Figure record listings
· · · · · · ·

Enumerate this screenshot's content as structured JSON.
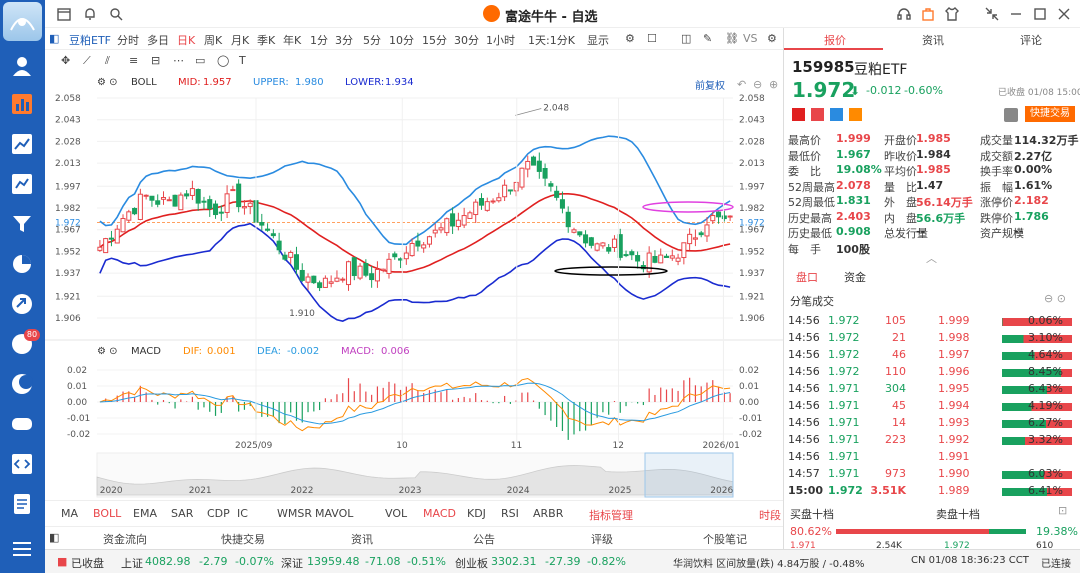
{
  "app": {
    "title": "富途牛牛 - 自选"
  },
  "toolbar": {
    "symbol_tab": "豆粕ETF",
    "timeframes": [
      "分时",
      "多日",
      "日K",
      "周K",
      "月K",
      "季K",
      "年K",
      "1分",
      "3分",
      "5分",
      "10分",
      "15分",
      "30分",
      "1小时",
      "1天:1分K",
      "显示"
    ],
    "active_timeframe": "日K",
    "vs": "VS"
  },
  "boll": {
    "name": "BOLL",
    "mid_label": "MID:",
    "mid": "1.957",
    "upper_label": "UPPER:",
    "upper": "1.980",
    "lower_label": "LOWER:",
    "lower": "1.934",
    "adjust": "前复权"
  },
  "macd": {
    "name": "MACD",
    "dif_label": "DIF:",
    "dif": "0.001",
    "dea_label": "DEA:",
    "dea": "-0.002",
    "macd_label": "MACD:",
    "macd": "0.006"
  },
  "chart_data": {
    "type": "candlestick",
    "price_ticks": [
      "2.058",
      "2.043",
      "2.028",
      "2.013",
      "1.997",
      "1.982",
      "1.972",
      "1.967",
      "1.952",
      "1.937",
      "1.921",
      "1.906"
    ],
    "macd_ticks": [
      "0.02",
      "0.01",
      "0.00",
      "-0.01",
      "-0.02"
    ],
    "x_labels": [
      "2025/09",
      "10",
      "11",
      "12",
      "2026/01"
    ],
    "overview_labels": [
      "2020",
      "2021",
      "2022",
      "2023",
      "2024",
      "2025",
      "2026"
    ],
    "annotations": {
      "high": "2.048",
      "low": "1.910"
    },
    "last_price": "1.972"
  },
  "indicators": [
    "MA",
    "BOLL",
    "EMA",
    "SAR",
    "CDP",
    "IC",
    "WMSR",
    "MAVOL",
    "VOL",
    "MACD",
    "KDJ",
    "RSI",
    "ARBR",
    "指标管理",
    "时段"
  ],
  "active_indicators": [
    "BOLL",
    "MACD"
  ],
  "bottom_tabs": [
    "资金流向",
    "快捷交易",
    "资讯",
    "公告",
    "评级",
    "个股笔记"
  ],
  "status": {
    "closed": "已收盘",
    "sh_name": "上证",
    "sh_val": "4082.98",
    "sh_chg": "-2.79",
    "sh_pct": "-0.07%",
    "sz_name": "深证",
    "sz_val": "13959.48",
    "sz_chg": "-71.08",
    "sz_pct": "-0.51%",
    "cy_name": "创业板",
    "cy_val": "3302.31",
    "cy_chg": "-27.39",
    "cy_pct": "-0.82%",
    "news": "华润饮料 区间放量(跌) 4.84万股 / -0.48%",
    "time": "CN 01/08 18:36:23 CCT",
    "conn": "已连接"
  },
  "right": {
    "tabs": [
      "报价",
      "资讯",
      "评论"
    ],
    "code": "159985",
    "name": "豆粕ETF",
    "price": "1.972",
    "arrow": "⬇",
    "chg": "-0.012",
    "pct": "-0.60%",
    "closed_at": "已收盘 01/08 15:00",
    "quick_trade": "快捷交易",
    "stats": [
      [
        "最高价",
        "1.999",
        "开盘价",
        "1.985",
        "成交量",
        "114.32万手"
      ],
      [
        "最低价",
        "1.967",
        "昨收价",
        "1.984",
        "成交额",
        "2.27亿"
      ],
      [
        "委　比",
        "19.08%",
        "平均价",
        "1.985",
        "换手率",
        "0.00%"
      ],
      [
        "52周最高",
        "2.078",
        "量　比",
        "1.47",
        "振　幅",
        "1.61%"
      ],
      [
        "52周最低",
        "1.831",
        "外　盘",
        "56.14万手",
        "涨停价",
        "2.182"
      ],
      [
        "历史最高",
        "2.403",
        "内　盘",
        "56.6万手",
        "跌停价",
        "1.786"
      ],
      [
        "历史最低",
        "0.908",
        "总发行量",
        "--",
        "资产规模",
        "--"
      ],
      [
        "每　手",
        "100股",
        "",
        "",
        "",
        ""
      ]
    ],
    "subtabs": [
      "盘口",
      "资金"
    ],
    "trades_title": "分笔成交",
    "trades": [
      [
        "14:56",
        "1.972",
        "105",
        "1.999",
        "0.06%"
      ],
      [
        "14:56",
        "1.972",
        "21",
        "1.998",
        "3.10%"
      ],
      [
        "14:56",
        "1.972",
        "46",
        "1.997",
        "4.64%"
      ],
      [
        "14:56",
        "1.972",
        "110",
        "1.996",
        "8.45%"
      ],
      [
        "14:56",
        "1.971",
        "304",
        "1.995",
        "6.43%"
      ],
      [
        "14:56",
        "1.971",
        "45",
        "1.994",
        "4.19%"
      ],
      [
        "14:56",
        "1.971",
        "14",
        "1.993",
        "6.27%"
      ],
      [
        "14:56",
        "1.971",
        "223",
        "1.992",
        "3.32%"
      ],
      [
        "14:56",
        "1.971",
        "",
        "1.991",
        ""
      ],
      [
        "14:57",
        "1.971",
        "973",
        "1.990",
        "6.03%"
      ],
      [
        "15:00",
        "1.972",
        "3.51K",
        "1.989",
        "6.41%"
      ]
    ],
    "buy_title": "买盘十档",
    "sell_title": "卖盘十档",
    "buy_pct": "80.62%",
    "sell_pct": "19.38%",
    "buy1": "1.971",
    "buy1_vol": "2.54K",
    "sell1": "1.972",
    "sell1_vol": "610"
  },
  "colors": {
    "up": "#e8464a",
    "down": "#19a15f",
    "accent": "#1f5fb8",
    "mid": "#e02020",
    "upper": "#2a8be0",
    "lower": "#1a2bd0"
  }
}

· · · · · · ·

Your copy should match the records word for word, with the pictures removed.

**FULL SOLUTION**
Enumerate this screenshot's content as structured JSON.
{
  "app": {
    "title": "富途牛牛 - 自选"
  },
  "toolbar": {
    "symbol_tab": "豆粕ETF",
    "timeframes": [
      "分时",
      "多日",
      "日K",
      "周K",
      "月K",
      "季K",
      "年K",
      "1分",
      "3分",
      "5分",
      "10分",
      "15分",
      "30分",
      "1小时",
      "1天:1分K",
      "显示"
    ],
    "active_timeframe": "日K",
    "vs": "VS"
  },
  "boll": {
    "name": "BOLL",
    "mid_label": "MID:",
    "mid": "1.957",
    "upper_label": "UPPER:",
    "upper": "1.980",
    "lower_label": "LOWER:",
    "lower": "1.934",
    "adjust": "前复权"
  },
  "macd": {
    "name": "MACD",
    "dif_label": "DIF:",
    "dif": "0.001",
    "dea_label": "DEA:",
    "dea": "-0.002",
    "macd_label": "MACD:",
    "macd": "0.006"
  },
  "chart_data": {
    "type": "candlestick",
    "price_ticks": [
      "2.058",
      "2.043",
      "2.028",
      "2.013",
      "1.997",
      "1.982",
      "1.972",
      "1.967",
      "1.952",
      "1.937",
      "1.921",
      "1.906"
    ],
    "macd_ticks": [
      "0.02",
      "0.01",
      "0.00",
      "-0.01",
      "-0.02"
    ],
    "x_labels": [
      "2025/09",
      "10",
      "11",
      "12",
      "2026/01"
    ],
    "overview_labels": [
      "2020",
      "2021",
      "2022",
      "2023",
      "2024",
      "2025",
      "2026"
    ],
    "annotations": {
      "high": "2.048",
      "low": "1.910"
    },
    "last_price": "1.972"
  },
  "indicators": [
    "MA",
    "BOLL",
    "EMA",
    "SAR",
    "CDP",
    "IC",
    "WMSR",
    "MAVOL",
    "VOL",
    "MACD",
    "KDJ",
    "RSI",
    "ARBR",
    "指标管理",
    "时段"
  ],
  "active_indicators": [
    "BOLL",
    "MACD"
  ],
  "bottom_tabs": [
    "资金流向",
    "快捷交易",
    "资讯",
    "公告",
    "评级",
    "个股笔记"
  ],
  "status": {
    "closed": "已收盘",
    "sh_name": "上证",
    "sh_val": "4082.98",
    "sh_chg": "-2.79",
    "sh_pct": "-0.07%",
    "sz_name": "深证",
    "sz_val": "13959.48",
    "sz_chg": "-71.08",
    "sz_pct": "-0.51%",
    "cy_name": "创业板",
    "cy_val": "3302.31",
    "cy_chg": "-27.39",
    "cy_pct": "-0.82%",
    "news": "华润饮料 区间放量(跌) 4.84万股 / -0.48%",
    "time": "CN 01/08 18:36:23 CCT",
    "conn": "已连接"
  },
  "right": {
    "tabs": [
      "报价",
      "资讯",
      "评论"
    ],
    "code": "159985",
    "name": "豆粕ETF",
    "price": "1.972",
    "arrow": "⬇",
    "chg": "-0.012",
    "pct": "-0.60%",
    "closed_at": "已收盘 01/08 15:00",
    "quick_trade": "快捷交易",
    "stats": [
      [
        "最高价",
        "1.999",
        "开盘价",
        "1.985",
        "成交量",
        "114.32万手"
      ],
      [
        "最低价",
        "1.967",
        "昨收价",
        "1.984",
        "成交额",
        "2.27亿"
      ],
      [
        "委　比",
        "19.08%",
        "平均价",
        "1.985",
        "换手率",
        "0.00%"
      ],
      [
        "52周最高",
        "2.078",
        "量　比",
        "1.47",
        "振　幅",
        "1.61%"
      ],
      [
        "52周最低",
        "1.831",
        "外　盘",
        "56.14万手",
        "涨停价",
        "2.182"
      ],
      [
        "历史最高",
        "2.403",
        "内　盘",
        "56.6万手",
        "跌停价",
        "1.786"
      ],
      [
        "历史最低",
        "0.908",
        "总发行量",
        "--",
        "资产规模",
        "--"
      ],
      [
        "每　手",
        "100股",
        "",
        "",
        "",
        ""
      ]
    ],
    "subtabs": [
      "盘口",
      "资金"
    ],
    "trades_title": "分笔成交",
    "trades": [
      [
        "14:56",
        "1.972",
        "105",
        "1.999",
        "0.06%"
      ],
      [
        "14:56",
        "1.972",
        "21",
        "1.998",
        "3.10%"
      ],
      [
        "14:56",
        "1.972",
        "46",
        "1.997",
        "4.64%"
      ],
      [
        "14:56",
        "1.972",
        "110",
        "1.996",
        "8.45%"
      ],
      [
        "14:56",
        "1.971",
        "304",
        "1.995",
        "6.43%"
      ],
      [
        "14:56",
        "1.971",
        "45",
        "1.994",
        "4.19%"
      ],
      [
        "14:56",
        "1.971",
        "14",
        "1.993",
        "6.27%"
      ],
      [
        "14:56",
        "1.971",
        "223",
        "1.992",
        "3.32%"
      ],
      [
        "14:56",
        "1.971",
        "",
        "1.991",
        ""
      ],
      [
        "14:57",
        "1.971",
        "973",
        "1.990",
        "6.03%"
      ],
      [
        "15:00",
        "1.972",
        "3.51K",
        "1.989",
        "6.41%"
      ]
    ],
    "buy_title": "买盘十档",
    "sell_title": "卖盘十档",
    "buy_pct": "80.62%",
    "sell_pct": "19.38%",
    "buy1": "1.971",
    "buy1_vol": "2.54K",
    "sell1": "1.972",
    "sell1_vol": "610"
  },
  "colors": {
    "up": "#e8464a",
    "down": "#19a15f",
    "accent": "#1f5fb8",
    "mid": "#e02020",
    "upper": "#2a8be0",
    "lower": "#1a2bd0"
  }
}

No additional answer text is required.